> Exercise requirements:
Return the listing below exactly, with the pictures dropped.

Data extracted from a collection

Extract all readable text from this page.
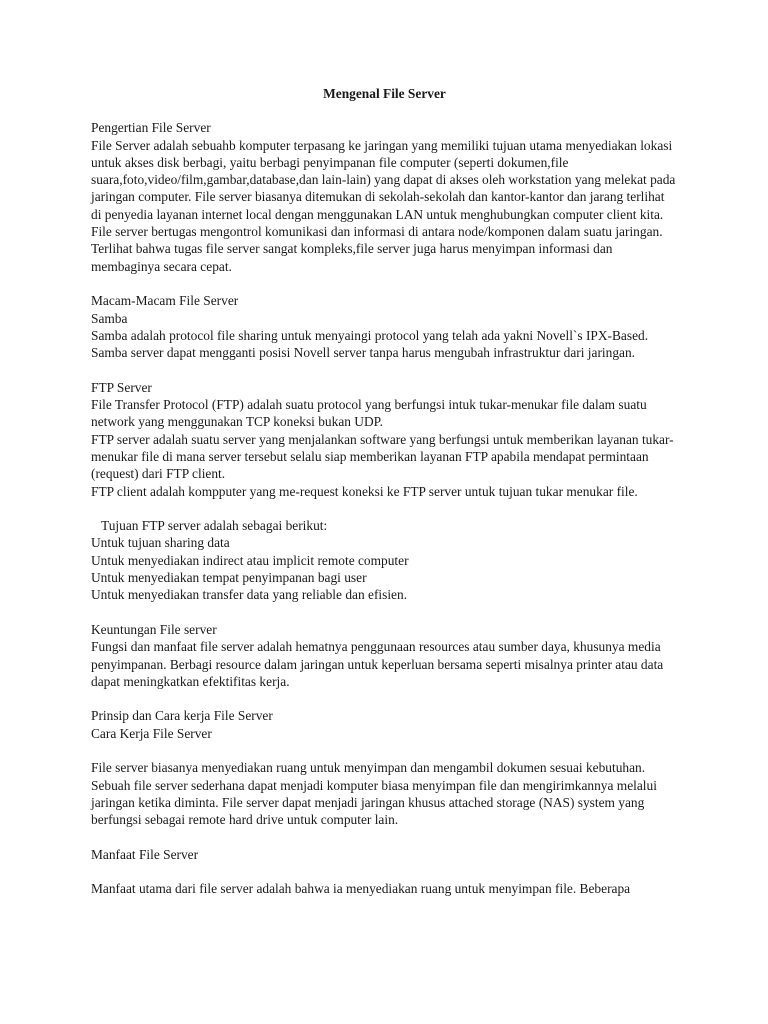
Mengenal File Server
Pengertian File Server
File Server adalah sebuahb komputer terpasang ke jaringan yang memiliki tujuan utama menyediakan lokasi untuk akses disk berbagi, yaitu berbagi penyimpanan file computer (seperti dokumen,file suara,foto,video/film,gambar,database,dan lain-lain) yang dapat di akses oleh workstation yang melekat pada jaringan computer. File server biasanya ditemukan di sekolah-sekolah dan kantor-kantor dan jarang terlihat di penyedia layanan internet local dengan menggunakan LAN untuk menghubungkan computer client kita. File server bertugas mengontrol komunikasi dan informasi di antara node/komponen dalam suatu jaringan. Terlihat bahwa tugas file server sangat kompleks,file server juga harus menyimpan informasi dan membaginya secara cepat.
Macam-Macam File Server
Samba
Samba adalah protocol file sharing untuk menyaingi protocol yang telah ada yakni Novell`s IPX-Based. Samba server dapat mengganti posisi Novell server tanpa harus mengubah infrastruktur dari jaringan.
FTP Server
File Transfer Protocol (FTP) adalah suatu protocol yang berfungsi intuk tukar-menukar file dalam suatu network yang menggunakan TCP koneksi bukan UDP.
FTP server adalah suatu server yang menjalankan software yang berfungsi untuk memberikan layanan tukar-menukar file di mana server tersebut selalu siap memberikan layanan FTP apabila mendapat permintaan (request) dari FTP client.
FTP client adalah kompputer yang me-request koneksi ke FTP server untuk tujuan tukar menukar file.
Tujuan FTP server adalah sebagai berikut:
Untuk tujuan sharing data
Untuk menyediakan indirect atau implicit remote computer
Untuk menyediakan tempat penyimpanan bagi user
Untuk menyediakan transfer data yang reliable dan efisien.
Keuntungan File server
Fungsi dan manfaat file server adalah hematnya penggunaan resources atau sumber daya, khusunya media penyimpanan. Berbagi resource dalam jaringan untuk keperluan bersama seperti misalnya printer atau data dapat meningkatkan efektifitas kerja.
Prinsip dan Cara kerja File Server
Cara Kerja File Server
File server biasanya menyediakan ruang untuk menyimpan dan mengambil dokumen sesuai kebutuhan. Sebuah file server sederhana dapat menjadi komputer biasa menyimpan file dan mengirimkannya melalui jaringan ketika diminta. File server dapat menjadi jaringan khusus attached storage (NAS) system yang berfungsi sebagai remote hard drive untuk computer lain.
Manfaat File Server
Manfaat utama dari file server adalah bahwa ia menyediakan ruang untuk menyimpan file. Beberapa
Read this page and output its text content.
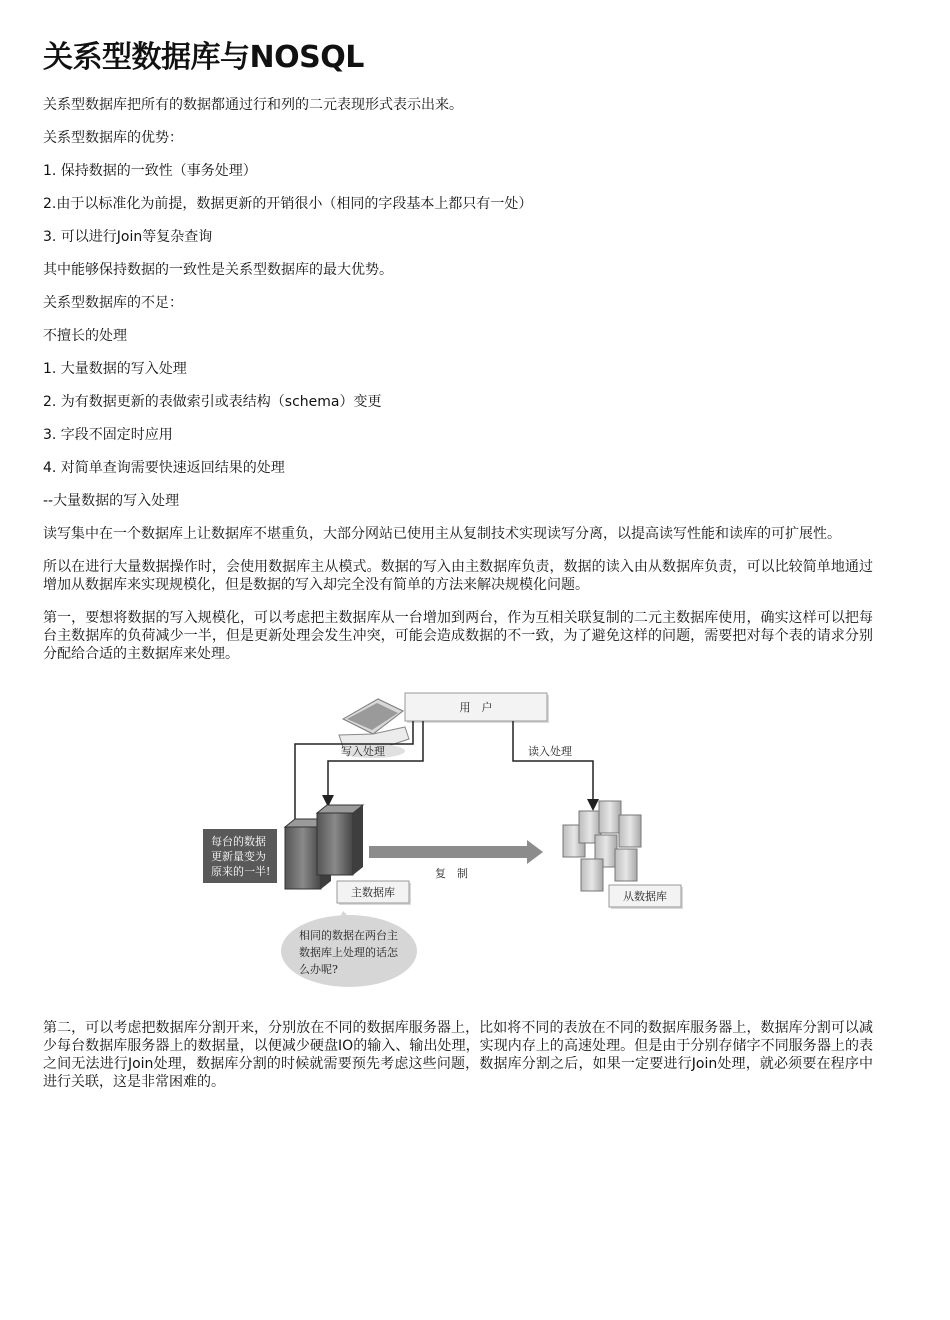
关系型数据库与NOSQL
关系型数据库把所有的数据都通过行和列的二元表现形式表示出来。
关系型数据库的优势：
1. 保持数据的一致性（事务处理）
2.由于以标准化为前提，数据更新的开销很小（相同的字段基本上都只有一处）
3. 可以进行Join等复杂查询
其中能够保持数据的一致性是关系型数据库的最大优势。
关系型数据库的不足：
不擅长的处理
1. 大量数据的写入处理
2. 为有数据更新的表做索引或表结构（schema）变更
3. 字段不固定时应用
4. 对简单查询需要快速返回结果的处理
--大量数据的写入处理
读写集中在一个数据库上让数据库不堪重负，大部分网站已使用主从复制技术实现读写分离，以提高读写性能和读库的可扩展性。
所以在进行大量数据操作时，会使用数据库主从模式。数据的写入由主数据库负责，数据的读入由从数据库负责，可以比较简单地通过增加从数据库来实现规模化，但是数据的写入却完全没有简单的方法来解决规模化问题。
第一，要想将数据的写入规模化，可以考虑把主数据库从一台增加到两台，作为互相关联复制的二元主数据库使用，确实这样可以把每台主数据库的负荷减少一半，但是更新处理会发生冲突，可能会造成数据的不一致，为了避免这样的问题，需要把对每个表的请求分别分配给合适的主数据库来处理。
用　户
写入处理	读入处理
每台的数据
更新量变为
原来的一半!
主数据库
复　制
从数据库
相同的数据在两台主
数据库上处理的话怎
么办呢?
第二，可以考虑把数据库分割开来，分别放在不同的数据库服务器上，比如将不同的表放在不同的数据库服务器上，数据库分割可以减少每台数据库服务器上的数据量，以便减少硬盘IO的输入、输出处理，实现内存上的高速处理。但是由于分别存储字不同服务器上的表之间无法进行Join处理，数据库分割的时候就需要预先考虑这些问题，数据库分割之后，如果一定要进行Join处理，就必须要在程序中进行关联，这是非常困难的。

> Full response:
Extract all readable text from this page.
Mengenal File Server
Pengertian File Server
File Server adalah sebuahb komputer terpasang ke jaringan yang memiliki tujuan utama menyediakan lokasi untuk akses disk berbagi, yaitu berbagi penyimpanan file computer (seperti dokumen,file suara,foto,video/film,gambar,database,dan lain-lain) yang dapat di akses oleh workstation yang melekat pada jaringan computer. File server biasanya ditemukan di sekolah-sekolah dan kantor-kantor dan jarang terlihat di penyedia layanan internet local dengan menggunakan LAN untuk menghubungkan computer client kita. File server bertugas mengontrol komunikasi dan informasi di antara node/komponen dalam suatu jaringan. Terlihat bahwa tugas file server sangat kompleks,file server juga harus menyimpan informasi dan membaginya secara cepat.
Macam-Macam File Server
Samba
Samba adalah protocol file sharing untuk menyaingi protocol yang telah ada yakni Novell`s IPX-Based. Samba server dapat mengganti posisi Novell server tanpa harus mengubah infrastruktur dari jaringan.
FTP Server
File Transfer Protocol (FTP) adalah suatu protocol yang berfungsi intuk tukar-menukar file dalam suatu network yang menggunakan TCP koneksi bukan UDP.
FTP server adalah suatu server yang menjalankan software yang berfungsi untuk memberikan layanan tukar-menukar file di mana server tersebut selalu siap memberikan layanan FTP apabila mendapat permintaan (request) dari FTP client.
FTP client adalah kompputer yang me-request koneksi ke FTP server untuk tujuan tukar menukar file.
Tujuan FTP server adalah sebagai berikut:
Untuk tujuan sharing data
Untuk menyediakan indirect atau implicit remote computer
Untuk menyediakan tempat penyimpanan bagi user
Untuk menyediakan transfer data yang reliable dan efisien.
Keuntungan File server
Fungsi dan manfaat file server adalah hematnya penggunaan resources atau sumber daya, khusunya media penyimpanan. Berbagi resource dalam jaringan untuk keperluan bersama seperti misalnya printer atau data dapat meningkatkan efektifitas kerja.
Prinsip dan Cara kerja File Server
Cara Kerja File Server
File server biasanya menyediakan ruang untuk menyimpan dan mengambil dokumen sesuai kebutuhan. Sebuah file server sederhana dapat menjadi komputer biasa menyimpan file dan mengirimkannya melalui jaringan ketika diminta. File server dapat menjadi jaringan khusus attached storage (NAS) system yang berfungsi sebagai remote hard drive untuk computer lain.
Manfaat File Server
Manfaat utama dari file server adalah bahwa ia menyediakan ruang untuk menyimpan file. Beberapa
Read this page and output its text content.
关系型数据库与NOSQL
关系型数据库把所有的数据都通过行和列的二元表现形式表示出来。
关系型数据库的优势：
1. 保持数据的一致性（事务处理）
2.由于以标准化为前提，数据更新的开销很小（相同的字段基本上都只有一处）
3. 可以进行Join等复杂查询
其中能够保持数据的一致性是关系型数据库的最大优势。
关系型数据库的不足：
不擅长的处理
1. 大量数据的写入处理
2. 为有数据更新的表做索引或表结构（schema）变更
3. 字段不固定时应用
4. 对简单查询需要快速返回结果的处理
--大量数据的写入处理
读写集中在一个数据库上让数据库不堪重负，大部分网站已使用主从复制技术实现读写分离，以提高读写性能和读库的可扩展性。
所以在进行大量数据操作时，会使用数据库主从模式。数据的写入由主数据库负责，数据的读入由从数据库负责，可以比较简单地通过增加从数据库来实现规模化，但是数据的写入却完全没有简单的方法来解决规模化问题。
第一，要想将数据的写入规模化，可以考虑把主数据库从一台增加到两台，作为互相关联复制的二元主数据库使用，确实这样可以把每台主数据库的负荷减少一半，但是更新处理会发生冲突，可能会造成数据的不一致，为了避免这样的问题，需要把对每个表的请求分别分配给合适的主数据库来处理。
用　户
写入处理	读入处理
每台的数据
更新量变为
原来的一半!
主数据库
复　制
从数据库
相同的数据在两台主
数据库上处理的话怎
么办呢?
第二，可以考虑把数据库分割开来，分别放在不同的数据库服务器上，比如将不同的表放在不同的数据库服务器上，数据库分割可以减少每台数据库服务器上的数据量，以便减少硬盘IO的输入、输出处理，实现内存上的高速处理。但是由于分别存储字不同服务器上的表之间无法进行Join处理，数据库分割的时候就需要预先考虑这些问题，数据库分割之后，如果一定要进行Join处理，就必须要在程序中进行关联，这是非常困难的。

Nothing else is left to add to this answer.